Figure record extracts
----------

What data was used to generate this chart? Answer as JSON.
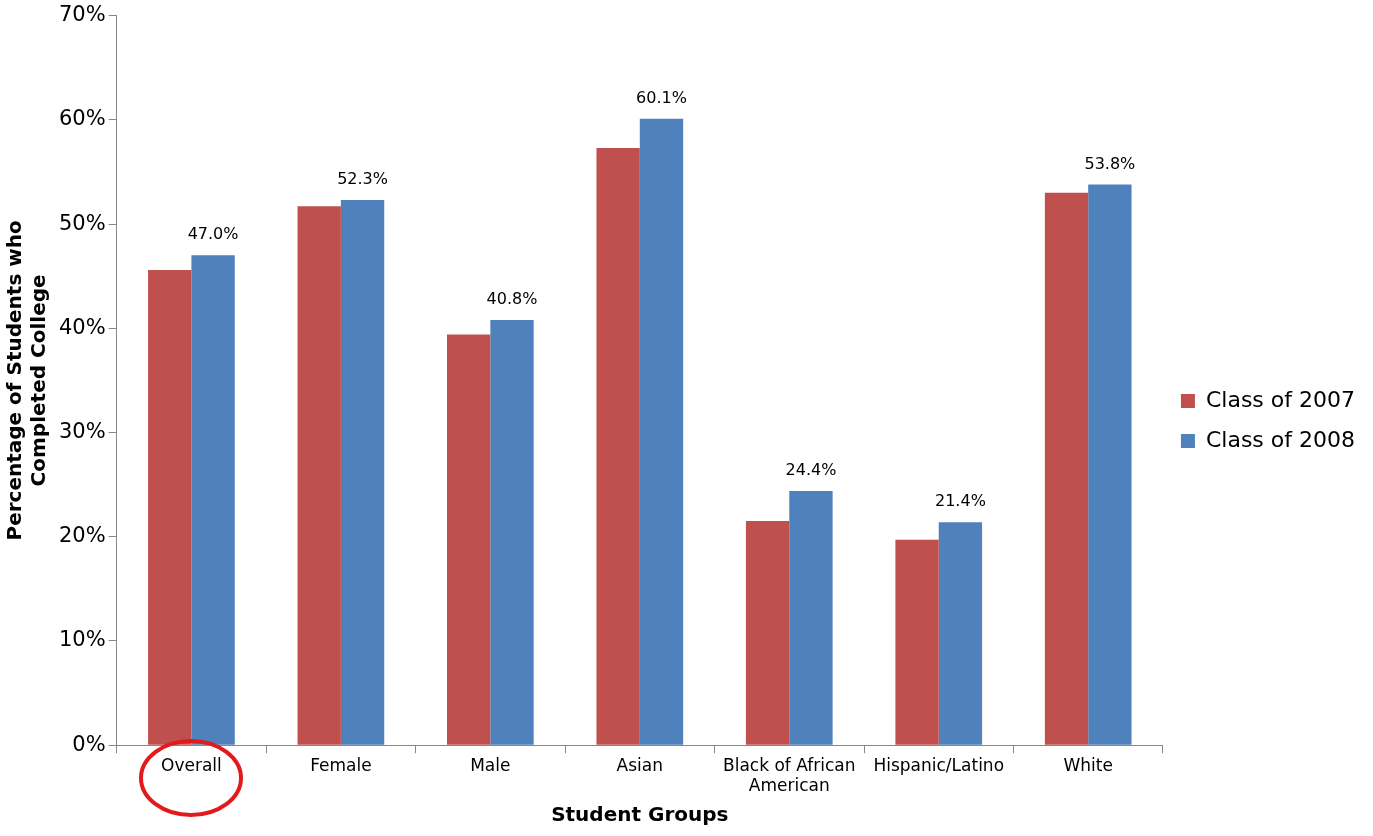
{
  "chart_data": {
    "type": "bar",
    "xlabel": "Student Groups",
    "ylabel": "Percentage of Students who Completed College",
    "categories": [
      "Overall",
      "Female",
      "Male",
      "Asian",
      "Black of African American",
      "Hispanic/Latino",
      "White"
    ],
    "series": [
      {
        "name": "Class of 2007",
        "color": "#c0504d",
        "values": [
          45.6,
          51.7,
          39.4,
          57.3,
          21.5,
          19.7,
          53.0
        ]
      },
      {
        "name": "Class of 2008",
        "color": "#4f81bd",
        "values": [
          47.0,
          52.3,
          40.8,
          60.1,
          24.4,
          21.4,
          53.8
        ],
        "value_labels": [
          "47.0%",
          "52.3%",
          "40.8%",
          "60.1%",
          "24.4%",
          "21.4%",
          "53.8%"
        ]
      }
    ],
    "ylim": [
      0,
      70
    ],
    "yticks": [
      {
        "value": 0,
        "label": "0%"
      },
      {
        "value": 10,
        "label": "10%"
      },
      {
        "value": 20,
        "label": "20%"
      },
      {
        "value": 30,
        "label": "30%"
      },
      {
        "value": 40,
        "label": "40%"
      },
      {
        "value": 50,
        "label": "50%"
      },
      {
        "value": 60,
        "label": "60%"
      },
      {
        "value": 70,
        "label": "70%"
      }
    ],
    "grid": false,
    "legend": "right"
  }
}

----------

| Directive |
Copy out all the data without changing anything, and drop the pictures.

| Response to the task |
What data was used to generate this chart? Answer as JSON.
{
  "chart_data": {
    "type": "bar",
    "xlabel": "Student Groups",
    "ylabel": "Percentage of Students who Completed College",
    "categories": [
      "Overall",
      "Female",
      "Male",
      "Asian",
      "Black of African American",
      "Hispanic/Latino",
      "White"
    ],
    "series": [
      {
        "name": "Class of 2007",
        "color": "#c0504d",
        "values": [
          45.6,
          51.7,
          39.4,
          57.3,
          21.5,
          19.7,
          53.0
        ]
      },
      {
        "name": "Class of 2008",
        "color": "#4f81bd",
        "values": [
          47.0,
          52.3,
          40.8,
          60.1,
          24.4,
          21.4,
          53.8
        ],
        "value_labels": [
          "47.0%",
          "52.3%",
          "40.8%",
          "60.1%",
          "24.4%",
          "21.4%",
          "53.8%"
        ]
      }
    ],
    "ylim": [
      0,
      70
    ],
    "yticks": [
      {
        "value": 0,
        "label": "0%"
      },
      {
        "value": 10,
        "label": "10%"
      },
      {
        "value": 20,
        "label": "20%"
      },
      {
        "value": 30,
        "label": "30%"
      },
      {
        "value": 40,
        "label": "40%"
      },
      {
        "value": 50,
        "label": "50%"
      },
      {
        "value": 60,
        "label": "60%"
      },
      {
        "value": 70,
        "label": "70%"
      }
    ],
    "grid": false,
    "legend": "right"
  }
}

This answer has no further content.